Make an exact copy of the entries, and keep any pictures out of it.

● ● ● ● ● ● ●

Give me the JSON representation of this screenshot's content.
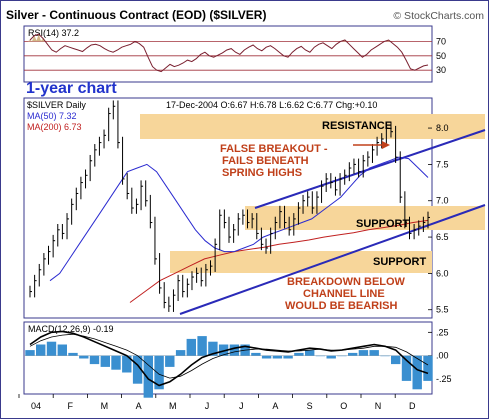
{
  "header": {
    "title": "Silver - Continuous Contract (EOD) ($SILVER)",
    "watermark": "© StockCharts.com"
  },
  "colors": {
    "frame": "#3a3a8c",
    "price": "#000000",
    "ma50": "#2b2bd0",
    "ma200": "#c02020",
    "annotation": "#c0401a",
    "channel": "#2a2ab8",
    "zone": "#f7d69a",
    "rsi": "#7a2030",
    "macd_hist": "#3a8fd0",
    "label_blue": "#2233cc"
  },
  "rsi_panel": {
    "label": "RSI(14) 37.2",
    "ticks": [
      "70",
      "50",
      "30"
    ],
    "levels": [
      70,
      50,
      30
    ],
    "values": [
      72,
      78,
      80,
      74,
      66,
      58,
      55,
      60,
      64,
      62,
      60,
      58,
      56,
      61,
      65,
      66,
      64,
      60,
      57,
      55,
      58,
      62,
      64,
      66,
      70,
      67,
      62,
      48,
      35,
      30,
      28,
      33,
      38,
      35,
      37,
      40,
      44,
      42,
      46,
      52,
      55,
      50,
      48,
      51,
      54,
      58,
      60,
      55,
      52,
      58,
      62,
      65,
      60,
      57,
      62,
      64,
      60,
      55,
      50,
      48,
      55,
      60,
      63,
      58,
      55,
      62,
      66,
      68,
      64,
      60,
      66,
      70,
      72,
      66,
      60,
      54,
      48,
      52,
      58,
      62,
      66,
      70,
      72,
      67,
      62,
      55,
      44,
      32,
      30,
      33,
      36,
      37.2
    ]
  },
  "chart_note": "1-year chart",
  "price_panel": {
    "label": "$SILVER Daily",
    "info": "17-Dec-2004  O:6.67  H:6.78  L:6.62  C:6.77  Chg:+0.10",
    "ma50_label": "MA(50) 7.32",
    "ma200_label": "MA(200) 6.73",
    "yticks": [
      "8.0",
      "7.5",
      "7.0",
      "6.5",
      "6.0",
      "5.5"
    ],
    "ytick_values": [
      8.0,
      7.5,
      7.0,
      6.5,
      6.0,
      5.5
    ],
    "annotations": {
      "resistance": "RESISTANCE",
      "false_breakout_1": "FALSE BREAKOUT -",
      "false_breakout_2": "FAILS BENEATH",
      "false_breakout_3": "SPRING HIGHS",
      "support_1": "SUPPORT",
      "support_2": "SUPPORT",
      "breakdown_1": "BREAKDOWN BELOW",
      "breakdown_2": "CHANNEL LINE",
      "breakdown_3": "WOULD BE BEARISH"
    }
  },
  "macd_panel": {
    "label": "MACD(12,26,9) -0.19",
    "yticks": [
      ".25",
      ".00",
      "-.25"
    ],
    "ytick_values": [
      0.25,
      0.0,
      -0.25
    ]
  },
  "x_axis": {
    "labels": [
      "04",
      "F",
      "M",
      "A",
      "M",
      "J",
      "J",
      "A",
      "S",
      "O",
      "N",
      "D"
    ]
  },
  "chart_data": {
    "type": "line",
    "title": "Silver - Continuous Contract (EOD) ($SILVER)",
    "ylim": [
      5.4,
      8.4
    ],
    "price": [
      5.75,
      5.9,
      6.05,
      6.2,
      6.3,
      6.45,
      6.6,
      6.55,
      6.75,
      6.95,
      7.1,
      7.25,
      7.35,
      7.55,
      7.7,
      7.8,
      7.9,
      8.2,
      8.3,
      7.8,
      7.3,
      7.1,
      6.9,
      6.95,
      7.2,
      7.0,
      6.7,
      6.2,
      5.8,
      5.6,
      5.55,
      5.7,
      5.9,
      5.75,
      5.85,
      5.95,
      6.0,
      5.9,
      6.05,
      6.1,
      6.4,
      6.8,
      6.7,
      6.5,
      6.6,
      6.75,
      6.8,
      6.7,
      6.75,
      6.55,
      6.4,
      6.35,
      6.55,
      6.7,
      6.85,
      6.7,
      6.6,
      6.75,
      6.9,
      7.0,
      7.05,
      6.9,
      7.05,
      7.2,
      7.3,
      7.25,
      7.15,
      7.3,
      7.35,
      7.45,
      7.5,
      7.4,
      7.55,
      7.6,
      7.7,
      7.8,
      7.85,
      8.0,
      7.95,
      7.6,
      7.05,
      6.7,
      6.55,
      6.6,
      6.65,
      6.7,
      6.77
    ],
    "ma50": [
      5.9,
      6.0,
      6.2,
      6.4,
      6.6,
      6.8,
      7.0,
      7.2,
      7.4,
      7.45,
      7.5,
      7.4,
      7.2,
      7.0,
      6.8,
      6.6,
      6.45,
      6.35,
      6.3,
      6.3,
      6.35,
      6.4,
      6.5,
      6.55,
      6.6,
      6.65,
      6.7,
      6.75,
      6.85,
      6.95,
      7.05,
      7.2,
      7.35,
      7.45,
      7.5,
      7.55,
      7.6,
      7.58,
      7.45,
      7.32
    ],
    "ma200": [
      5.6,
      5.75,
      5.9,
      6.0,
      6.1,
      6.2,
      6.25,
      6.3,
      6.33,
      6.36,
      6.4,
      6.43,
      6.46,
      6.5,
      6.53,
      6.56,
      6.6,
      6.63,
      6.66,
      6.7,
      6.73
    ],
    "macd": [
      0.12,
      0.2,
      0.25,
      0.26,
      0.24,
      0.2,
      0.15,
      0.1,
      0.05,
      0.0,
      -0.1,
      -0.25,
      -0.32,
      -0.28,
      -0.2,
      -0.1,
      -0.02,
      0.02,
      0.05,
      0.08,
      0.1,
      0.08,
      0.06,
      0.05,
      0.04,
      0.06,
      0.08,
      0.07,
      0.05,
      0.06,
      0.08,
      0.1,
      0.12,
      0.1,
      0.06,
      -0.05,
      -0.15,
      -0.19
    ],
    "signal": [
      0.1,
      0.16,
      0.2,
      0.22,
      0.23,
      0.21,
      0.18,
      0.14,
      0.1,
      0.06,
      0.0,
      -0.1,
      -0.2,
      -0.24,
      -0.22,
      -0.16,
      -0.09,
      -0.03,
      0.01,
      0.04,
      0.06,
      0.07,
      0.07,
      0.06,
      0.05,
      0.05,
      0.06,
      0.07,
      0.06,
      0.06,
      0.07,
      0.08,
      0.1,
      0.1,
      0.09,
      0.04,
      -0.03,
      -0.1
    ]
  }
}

● ● ● ● ● ● ●

## FULL SOLUTION
Give me the JSON representation of this screenshot's content.
{
  "header": {
    "title": "Silver - Continuous Contract (EOD) ($SILVER)",
    "watermark": "© StockCharts.com"
  },
  "colors": {
    "frame": "#3a3a8c",
    "price": "#000000",
    "ma50": "#2b2bd0",
    "ma200": "#c02020",
    "annotation": "#c0401a",
    "channel": "#2a2ab8",
    "zone": "#f7d69a",
    "rsi": "#7a2030",
    "macd_hist": "#3a8fd0",
    "label_blue": "#2233cc"
  },
  "rsi_panel": {
    "label": "RSI(14) 37.2",
    "ticks": [
      "70",
      "50",
      "30"
    ],
    "levels": [
      70,
      50,
      30
    ],
    "values": [
      72,
      78,
      80,
      74,
      66,
      58,
      55,
      60,
      64,
      62,
      60,
      58,
      56,
      61,
      65,
      66,
      64,
      60,
      57,
      55,
      58,
      62,
      64,
      66,
      70,
      67,
      62,
      48,
      35,
      30,
      28,
      33,
      38,
      35,
      37,
      40,
      44,
      42,
      46,
      52,
      55,
      50,
      48,
      51,
      54,
      58,
      60,
      55,
      52,
      58,
      62,
      65,
      60,
      57,
      62,
      64,
      60,
      55,
      50,
      48,
      55,
      60,
      63,
      58,
      55,
      62,
      66,
      68,
      64,
      60,
      66,
      70,
      72,
      66,
      60,
      54,
      48,
      52,
      58,
      62,
      66,
      70,
      72,
      67,
      62,
      55,
      44,
      32,
      30,
      33,
      36,
      37.2
    ]
  },
  "chart_note": "1-year chart",
  "price_panel": {
    "label": "$SILVER Daily",
    "info": "17-Dec-2004  O:6.67  H:6.78  L:6.62  C:6.77  Chg:+0.10",
    "ma50_label": "MA(50) 7.32",
    "ma200_label": "MA(200) 6.73",
    "yticks": [
      "8.0",
      "7.5",
      "7.0",
      "6.5",
      "6.0",
      "5.5"
    ],
    "ytick_values": [
      8.0,
      7.5,
      7.0,
      6.5,
      6.0,
      5.5
    ],
    "annotations": {
      "resistance": "RESISTANCE",
      "false_breakout_1": "FALSE BREAKOUT -",
      "false_breakout_2": "FAILS BENEATH",
      "false_breakout_3": "SPRING HIGHS",
      "support_1": "SUPPORT",
      "support_2": "SUPPORT",
      "breakdown_1": "BREAKDOWN BELOW",
      "breakdown_2": "CHANNEL LINE",
      "breakdown_3": "WOULD BE BEARISH"
    }
  },
  "macd_panel": {
    "label": "MACD(12,26,9) -0.19",
    "yticks": [
      ".25",
      ".00",
      "-.25"
    ],
    "ytick_values": [
      0.25,
      0.0,
      -0.25
    ]
  },
  "x_axis": {
    "labels": [
      "04",
      "F",
      "M",
      "A",
      "M",
      "J",
      "J",
      "A",
      "S",
      "O",
      "N",
      "D"
    ]
  },
  "chart_data": {
    "type": "line",
    "title": "Silver - Continuous Contract (EOD) ($SILVER)",
    "ylim": [
      5.4,
      8.4
    ],
    "price": [
      5.75,
      5.9,
      6.05,
      6.2,
      6.3,
      6.45,
      6.6,
      6.55,
      6.75,
      6.95,
      7.1,
      7.25,
      7.35,
      7.55,
      7.7,
      7.8,
      7.9,
      8.2,
      8.3,
      7.8,
      7.3,
      7.1,
      6.9,
      6.95,
      7.2,
      7.0,
      6.7,
      6.2,
      5.8,
      5.6,
      5.55,
      5.7,
      5.9,
      5.75,
      5.85,
      5.95,
      6.0,
      5.9,
      6.05,
      6.1,
      6.4,
      6.8,
      6.7,
      6.5,
      6.6,
      6.75,
      6.8,
      6.7,
      6.75,
      6.55,
      6.4,
      6.35,
      6.55,
      6.7,
      6.85,
      6.7,
      6.6,
      6.75,
      6.9,
      7.0,
      7.05,
      6.9,
      7.05,
      7.2,
      7.3,
      7.25,
      7.15,
      7.3,
      7.35,
      7.45,
      7.5,
      7.4,
      7.55,
      7.6,
      7.7,
      7.8,
      7.85,
      8.0,
      7.95,
      7.6,
      7.05,
      6.7,
      6.55,
      6.6,
      6.65,
      6.7,
      6.77
    ],
    "ma50": [
      5.9,
      6.0,
      6.2,
      6.4,
      6.6,
      6.8,
      7.0,
      7.2,
      7.4,
      7.45,
      7.5,
      7.4,
      7.2,
      7.0,
      6.8,
      6.6,
      6.45,
      6.35,
      6.3,
      6.3,
      6.35,
      6.4,
      6.5,
      6.55,
      6.6,
      6.65,
      6.7,
      6.75,
      6.85,
      6.95,
      7.05,
      7.2,
      7.35,
      7.45,
      7.5,
      7.55,
      7.6,
      7.58,
      7.45,
      7.32
    ],
    "ma200": [
      5.6,
      5.75,
      5.9,
      6.0,
      6.1,
      6.2,
      6.25,
      6.3,
      6.33,
      6.36,
      6.4,
      6.43,
      6.46,
      6.5,
      6.53,
      6.56,
      6.6,
      6.63,
      6.66,
      6.7,
      6.73
    ],
    "macd": [
      0.12,
      0.2,
      0.25,
      0.26,
      0.24,
      0.2,
      0.15,
      0.1,
      0.05,
      0.0,
      -0.1,
      -0.25,
      -0.32,
      -0.28,
      -0.2,
      -0.1,
      -0.02,
      0.02,
      0.05,
      0.08,
      0.1,
      0.08,
      0.06,
      0.05,
      0.04,
      0.06,
      0.08,
      0.07,
      0.05,
      0.06,
      0.08,
      0.1,
      0.12,
      0.1,
      0.06,
      -0.05,
      -0.15,
      -0.19
    ],
    "signal": [
      0.1,
      0.16,
      0.2,
      0.22,
      0.23,
      0.21,
      0.18,
      0.14,
      0.1,
      0.06,
      0.0,
      -0.1,
      -0.2,
      -0.24,
      -0.22,
      -0.16,
      -0.09,
      -0.03,
      0.01,
      0.04,
      0.06,
      0.07,
      0.07,
      0.06,
      0.05,
      0.05,
      0.06,
      0.07,
      0.06,
      0.06,
      0.07,
      0.08,
      0.1,
      0.1,
      0.09,
      0.04,
      -0.03,
      -0.1
    ]
  }
}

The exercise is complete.